[Stored data]
[Start]

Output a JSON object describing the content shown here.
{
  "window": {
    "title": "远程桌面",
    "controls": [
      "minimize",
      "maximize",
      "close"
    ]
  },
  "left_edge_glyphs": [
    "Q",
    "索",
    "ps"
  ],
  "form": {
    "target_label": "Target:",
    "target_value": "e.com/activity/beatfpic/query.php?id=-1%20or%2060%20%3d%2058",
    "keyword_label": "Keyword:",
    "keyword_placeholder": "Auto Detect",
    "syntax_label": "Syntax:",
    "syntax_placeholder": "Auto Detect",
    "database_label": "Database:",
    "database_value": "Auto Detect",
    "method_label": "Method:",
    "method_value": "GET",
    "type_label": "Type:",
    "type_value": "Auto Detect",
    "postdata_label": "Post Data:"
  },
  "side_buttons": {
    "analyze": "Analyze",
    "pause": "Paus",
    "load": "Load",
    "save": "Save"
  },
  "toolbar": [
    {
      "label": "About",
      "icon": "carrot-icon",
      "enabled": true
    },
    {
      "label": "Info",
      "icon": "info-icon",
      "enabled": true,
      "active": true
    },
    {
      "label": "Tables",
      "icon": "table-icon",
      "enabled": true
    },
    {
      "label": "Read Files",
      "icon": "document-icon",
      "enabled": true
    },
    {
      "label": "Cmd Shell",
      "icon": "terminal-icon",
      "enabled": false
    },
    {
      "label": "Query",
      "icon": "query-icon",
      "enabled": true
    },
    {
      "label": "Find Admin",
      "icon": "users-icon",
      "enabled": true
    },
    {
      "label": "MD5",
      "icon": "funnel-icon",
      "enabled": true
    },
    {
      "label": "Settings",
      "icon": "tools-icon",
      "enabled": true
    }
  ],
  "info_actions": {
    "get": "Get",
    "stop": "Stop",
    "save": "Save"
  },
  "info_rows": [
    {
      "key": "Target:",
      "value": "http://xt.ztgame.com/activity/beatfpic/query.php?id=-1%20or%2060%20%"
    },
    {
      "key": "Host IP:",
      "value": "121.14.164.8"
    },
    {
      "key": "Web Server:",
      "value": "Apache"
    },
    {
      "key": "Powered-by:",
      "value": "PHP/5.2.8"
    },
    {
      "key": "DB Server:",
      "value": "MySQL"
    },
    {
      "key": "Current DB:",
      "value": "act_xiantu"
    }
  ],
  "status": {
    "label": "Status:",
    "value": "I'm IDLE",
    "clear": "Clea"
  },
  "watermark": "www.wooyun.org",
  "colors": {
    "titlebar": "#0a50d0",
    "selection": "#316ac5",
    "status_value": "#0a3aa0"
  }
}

[End]

* **Task directions**: Which lines contain the word "Auto"? Copy each of them.

* **Solution below**:
    "keyword_placeholder": "Auto Detect",
    "syntax_placeholder": "Auto Detect",
    "database_value": "Auto Detect",
    "type_value": "Auto Detect",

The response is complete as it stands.